Passage given.
# # #
Saturday, December 31, 2005

Hooray for Hollywood

It's the last day of the year, the time when film critics and cultural commentators name their best and worst experiences of the past 12 months.

Since I'm not a professional film critic, I don't get to see every movie that gets released. I see more movies than the average American. According to the National Association of Theatre Owners, "The average number of trips to the cinema in 1970 was 4.5 per person. In 2004, the average American went to the movies 5.2 times." I don't keep track, but my guess is that I go to the theatre to see movies at about 8 to 10 times that rate. (I saw 16 films over four days at the Virginia Film Festival in October, so it's not accurate to say I actually saw one movie per week.)
# # #
Excerpted records.

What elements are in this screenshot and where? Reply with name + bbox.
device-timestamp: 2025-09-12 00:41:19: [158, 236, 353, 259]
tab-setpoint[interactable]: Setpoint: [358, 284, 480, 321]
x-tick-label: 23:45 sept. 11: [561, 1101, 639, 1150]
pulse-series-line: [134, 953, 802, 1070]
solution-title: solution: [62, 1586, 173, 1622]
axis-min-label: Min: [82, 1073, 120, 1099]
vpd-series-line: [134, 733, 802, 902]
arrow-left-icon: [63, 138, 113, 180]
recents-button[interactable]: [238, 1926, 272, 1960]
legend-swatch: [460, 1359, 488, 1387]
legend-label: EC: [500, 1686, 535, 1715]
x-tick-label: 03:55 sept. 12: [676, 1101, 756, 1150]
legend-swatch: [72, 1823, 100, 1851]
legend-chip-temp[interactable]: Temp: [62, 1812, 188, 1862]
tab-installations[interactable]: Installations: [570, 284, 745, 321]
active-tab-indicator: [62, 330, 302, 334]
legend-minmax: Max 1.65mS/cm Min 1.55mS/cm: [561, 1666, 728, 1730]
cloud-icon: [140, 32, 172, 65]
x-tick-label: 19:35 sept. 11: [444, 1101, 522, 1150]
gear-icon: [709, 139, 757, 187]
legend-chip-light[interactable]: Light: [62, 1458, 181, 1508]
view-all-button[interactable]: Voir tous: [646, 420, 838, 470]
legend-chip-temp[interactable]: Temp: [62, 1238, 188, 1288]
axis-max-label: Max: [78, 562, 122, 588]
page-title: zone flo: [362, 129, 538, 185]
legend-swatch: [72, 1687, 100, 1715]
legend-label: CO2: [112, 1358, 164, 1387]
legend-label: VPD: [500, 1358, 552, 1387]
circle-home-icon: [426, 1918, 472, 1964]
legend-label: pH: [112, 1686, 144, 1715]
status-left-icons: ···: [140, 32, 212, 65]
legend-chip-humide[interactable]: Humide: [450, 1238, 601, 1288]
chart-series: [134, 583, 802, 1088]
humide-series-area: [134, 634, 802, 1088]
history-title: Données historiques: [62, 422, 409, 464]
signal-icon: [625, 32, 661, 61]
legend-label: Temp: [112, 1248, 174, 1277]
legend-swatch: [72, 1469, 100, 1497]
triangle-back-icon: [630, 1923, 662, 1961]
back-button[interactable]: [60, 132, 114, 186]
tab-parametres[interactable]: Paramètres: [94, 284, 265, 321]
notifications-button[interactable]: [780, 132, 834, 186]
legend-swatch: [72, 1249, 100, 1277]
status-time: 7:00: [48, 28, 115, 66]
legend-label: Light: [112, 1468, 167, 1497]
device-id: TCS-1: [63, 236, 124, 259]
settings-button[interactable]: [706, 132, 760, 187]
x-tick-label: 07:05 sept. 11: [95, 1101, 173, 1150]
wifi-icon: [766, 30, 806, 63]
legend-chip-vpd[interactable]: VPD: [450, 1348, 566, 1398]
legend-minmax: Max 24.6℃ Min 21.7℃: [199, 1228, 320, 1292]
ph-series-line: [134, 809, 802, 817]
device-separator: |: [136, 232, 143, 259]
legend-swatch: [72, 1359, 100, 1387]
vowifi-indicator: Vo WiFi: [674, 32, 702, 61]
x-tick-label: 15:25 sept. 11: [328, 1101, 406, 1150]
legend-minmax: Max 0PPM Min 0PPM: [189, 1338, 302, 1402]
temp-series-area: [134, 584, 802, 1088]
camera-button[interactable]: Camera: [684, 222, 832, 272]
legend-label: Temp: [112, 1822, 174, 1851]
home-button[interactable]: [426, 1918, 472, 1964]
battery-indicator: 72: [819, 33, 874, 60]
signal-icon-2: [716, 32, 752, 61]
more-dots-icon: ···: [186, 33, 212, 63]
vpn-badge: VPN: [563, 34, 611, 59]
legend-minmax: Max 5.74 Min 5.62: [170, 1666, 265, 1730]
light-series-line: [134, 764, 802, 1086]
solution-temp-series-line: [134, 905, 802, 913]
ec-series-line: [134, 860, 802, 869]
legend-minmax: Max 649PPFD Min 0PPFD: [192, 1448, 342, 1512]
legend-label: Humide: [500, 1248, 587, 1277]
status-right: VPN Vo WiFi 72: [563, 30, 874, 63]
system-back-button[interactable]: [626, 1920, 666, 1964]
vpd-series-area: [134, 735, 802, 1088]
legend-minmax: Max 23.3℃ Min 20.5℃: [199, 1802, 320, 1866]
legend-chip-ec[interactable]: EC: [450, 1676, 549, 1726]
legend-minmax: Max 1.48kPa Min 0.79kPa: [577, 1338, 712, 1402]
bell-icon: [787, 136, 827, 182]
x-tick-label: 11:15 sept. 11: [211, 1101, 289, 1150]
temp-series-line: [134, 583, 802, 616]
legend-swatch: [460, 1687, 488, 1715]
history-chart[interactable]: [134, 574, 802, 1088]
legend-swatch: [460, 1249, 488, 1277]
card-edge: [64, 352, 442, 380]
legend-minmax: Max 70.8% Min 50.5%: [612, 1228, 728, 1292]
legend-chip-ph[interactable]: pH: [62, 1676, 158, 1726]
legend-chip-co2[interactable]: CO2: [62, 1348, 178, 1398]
# # #
Work to complete.
**A.** Set down the passage of the year-end movie post word for word, beginning at the words "It's the last" and stopping after the words "movie per week.)".
**B.** Carry the year-end movie post forward, picking up after its last sentence.

Outputs.
**A.**
It's the last day of the year, the time when film critics and cultural commentators name their best and worst experiences of the past 12 months.

Since I'm not a professional film critic, I don't get to see every movie that gets released. I see more movies than the average American. According to the National Association of Theatre Owners, "The average number of trips to the cinema in 1970 was 4.5 per person. In 2004, the average American went to the movies 5.2 times." I don't keep track, but my guess is that I go to the theatre to see movies at about 8 to 10 times that rate. (I saw 16 films over four days at the Virginia Film Festival in October, so it's not accurate to say I actually saw one movie per week.)

**B.**
Still, I miss a few movies here and there. I haven't seen critically-praised movies like Crash or Capote yet, nor have I seen the end-of-the-year blockbuster from Peter Jackson, the remake of King Kong. And some films of 2005 simply haven't reached my local cinema yet and won't be viewable until January or February.

My ten-best list is limited to films released during the calendar year, otherwise I would have to say the best movie I saw was Otto Preminger's Anatomy of a Murder or George Cukor's My Fair Lady, two that I saw on the big screen (at, respectively, the Virginia Film Festival and the Paramount Theatre in downtown Charlottesville). In fact, I can list a whole collection of movies I saw in the past few months that are better than the movies that came out this year (All the President's Men, It's a Wonderful Life, The Man Who Shot Liberty Valance, Paths of Glory, to name four) but it's hard for any single year's output to match or exceed the classics that have stood the test of time.

I also exclude movies I saw on television or DVD. (I seldom watch movies on a small screen, anyway.)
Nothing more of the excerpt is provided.